# START OF Source records

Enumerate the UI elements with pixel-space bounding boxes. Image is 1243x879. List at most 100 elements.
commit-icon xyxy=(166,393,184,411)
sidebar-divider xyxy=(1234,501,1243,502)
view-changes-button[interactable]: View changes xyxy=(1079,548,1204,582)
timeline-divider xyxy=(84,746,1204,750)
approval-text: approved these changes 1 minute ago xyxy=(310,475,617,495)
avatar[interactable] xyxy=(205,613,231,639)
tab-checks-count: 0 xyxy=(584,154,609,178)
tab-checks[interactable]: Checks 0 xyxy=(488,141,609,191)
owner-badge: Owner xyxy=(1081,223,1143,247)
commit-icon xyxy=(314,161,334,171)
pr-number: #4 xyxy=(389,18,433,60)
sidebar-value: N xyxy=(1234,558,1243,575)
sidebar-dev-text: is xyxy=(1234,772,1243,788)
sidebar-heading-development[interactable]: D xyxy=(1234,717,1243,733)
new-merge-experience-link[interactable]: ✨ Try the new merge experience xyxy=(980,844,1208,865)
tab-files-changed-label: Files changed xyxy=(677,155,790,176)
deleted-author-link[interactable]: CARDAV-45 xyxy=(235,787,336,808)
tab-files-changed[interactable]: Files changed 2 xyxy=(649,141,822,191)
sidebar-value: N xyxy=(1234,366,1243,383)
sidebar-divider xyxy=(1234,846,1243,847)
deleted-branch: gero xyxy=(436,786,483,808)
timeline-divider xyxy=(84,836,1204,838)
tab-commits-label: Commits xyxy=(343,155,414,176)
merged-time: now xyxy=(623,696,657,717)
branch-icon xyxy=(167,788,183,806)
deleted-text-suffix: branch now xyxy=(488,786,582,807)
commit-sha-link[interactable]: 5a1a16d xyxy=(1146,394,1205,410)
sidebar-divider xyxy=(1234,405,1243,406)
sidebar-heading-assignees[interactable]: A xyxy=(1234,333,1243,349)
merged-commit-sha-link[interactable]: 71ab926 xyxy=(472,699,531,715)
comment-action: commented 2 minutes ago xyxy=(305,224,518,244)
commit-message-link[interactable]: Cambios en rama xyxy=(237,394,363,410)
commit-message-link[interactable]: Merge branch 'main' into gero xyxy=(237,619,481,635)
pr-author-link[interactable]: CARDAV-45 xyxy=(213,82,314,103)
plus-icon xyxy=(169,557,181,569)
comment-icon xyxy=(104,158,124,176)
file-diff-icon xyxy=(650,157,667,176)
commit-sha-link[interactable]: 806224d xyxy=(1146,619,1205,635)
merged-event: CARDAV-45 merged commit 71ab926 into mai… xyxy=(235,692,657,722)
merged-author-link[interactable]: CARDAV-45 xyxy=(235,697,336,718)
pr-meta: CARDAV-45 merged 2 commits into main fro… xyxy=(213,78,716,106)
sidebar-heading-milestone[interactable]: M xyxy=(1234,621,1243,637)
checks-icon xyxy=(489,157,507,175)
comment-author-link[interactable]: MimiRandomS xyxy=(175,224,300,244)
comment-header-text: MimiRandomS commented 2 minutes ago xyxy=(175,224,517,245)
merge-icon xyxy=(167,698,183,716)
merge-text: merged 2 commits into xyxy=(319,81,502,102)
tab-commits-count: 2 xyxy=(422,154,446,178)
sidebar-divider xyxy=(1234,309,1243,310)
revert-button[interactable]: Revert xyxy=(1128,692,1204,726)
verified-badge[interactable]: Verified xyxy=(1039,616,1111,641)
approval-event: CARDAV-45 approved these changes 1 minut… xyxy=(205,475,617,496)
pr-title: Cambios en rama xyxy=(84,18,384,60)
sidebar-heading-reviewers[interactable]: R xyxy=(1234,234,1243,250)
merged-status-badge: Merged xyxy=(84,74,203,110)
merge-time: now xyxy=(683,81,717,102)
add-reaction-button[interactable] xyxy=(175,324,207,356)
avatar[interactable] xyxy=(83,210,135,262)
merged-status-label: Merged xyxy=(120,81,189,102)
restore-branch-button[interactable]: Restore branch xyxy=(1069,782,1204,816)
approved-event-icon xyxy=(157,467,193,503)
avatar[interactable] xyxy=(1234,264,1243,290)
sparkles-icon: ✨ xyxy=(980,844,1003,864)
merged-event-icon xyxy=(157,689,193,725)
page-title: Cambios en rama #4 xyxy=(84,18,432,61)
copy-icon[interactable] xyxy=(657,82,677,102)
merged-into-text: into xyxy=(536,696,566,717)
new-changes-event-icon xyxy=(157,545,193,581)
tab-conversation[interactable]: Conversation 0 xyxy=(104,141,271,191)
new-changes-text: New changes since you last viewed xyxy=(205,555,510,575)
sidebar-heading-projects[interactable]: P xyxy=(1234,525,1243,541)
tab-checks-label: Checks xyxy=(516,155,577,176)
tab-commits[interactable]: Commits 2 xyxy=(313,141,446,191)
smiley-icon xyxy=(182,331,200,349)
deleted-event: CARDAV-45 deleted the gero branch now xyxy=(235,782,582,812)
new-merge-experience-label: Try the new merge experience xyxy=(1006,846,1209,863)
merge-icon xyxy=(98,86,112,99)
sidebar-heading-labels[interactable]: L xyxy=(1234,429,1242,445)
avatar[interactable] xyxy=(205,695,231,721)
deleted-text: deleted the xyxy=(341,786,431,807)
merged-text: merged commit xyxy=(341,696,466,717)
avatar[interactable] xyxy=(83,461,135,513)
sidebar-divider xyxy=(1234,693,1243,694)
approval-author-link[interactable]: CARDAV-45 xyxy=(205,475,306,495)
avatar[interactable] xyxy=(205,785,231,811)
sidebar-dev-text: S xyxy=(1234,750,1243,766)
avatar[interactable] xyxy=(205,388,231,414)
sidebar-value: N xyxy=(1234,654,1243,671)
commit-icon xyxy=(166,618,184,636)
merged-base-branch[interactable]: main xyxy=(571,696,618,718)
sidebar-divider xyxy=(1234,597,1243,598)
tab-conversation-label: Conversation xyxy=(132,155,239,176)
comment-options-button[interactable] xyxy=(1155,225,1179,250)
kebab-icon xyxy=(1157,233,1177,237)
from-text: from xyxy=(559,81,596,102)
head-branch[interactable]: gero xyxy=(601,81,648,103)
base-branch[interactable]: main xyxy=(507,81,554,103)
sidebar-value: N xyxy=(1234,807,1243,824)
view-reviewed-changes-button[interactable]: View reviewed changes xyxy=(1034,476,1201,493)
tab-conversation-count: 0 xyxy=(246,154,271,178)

# END OF Source records

Task prompt:
Duplicate the records verbatim from their first line through the line that contains "tab-checks-count: 0 xyxy=(584,154,609,178)", including that final line.

Completed task:
Enumerate the UI elements with pixel-space bounding boxes. Image is 1243x879. List at most 100 elements.
commit-icon xyxy=(166,393,184,411)
sidebar-divider xyxy=(1234,501,1243,502)
view-changes-button[interactable]: View changes xyxy=(1079,548,1204,582)
timeline-divider xyxy=(84,746,1204,750)
approval-text: approved these changes 1 minute ago xyxy=(310,475,617,495)
avatar[interactable] xyxy=(205,613,231,639)
tab-checks-count: 0 xyxy=(584,154,609,178)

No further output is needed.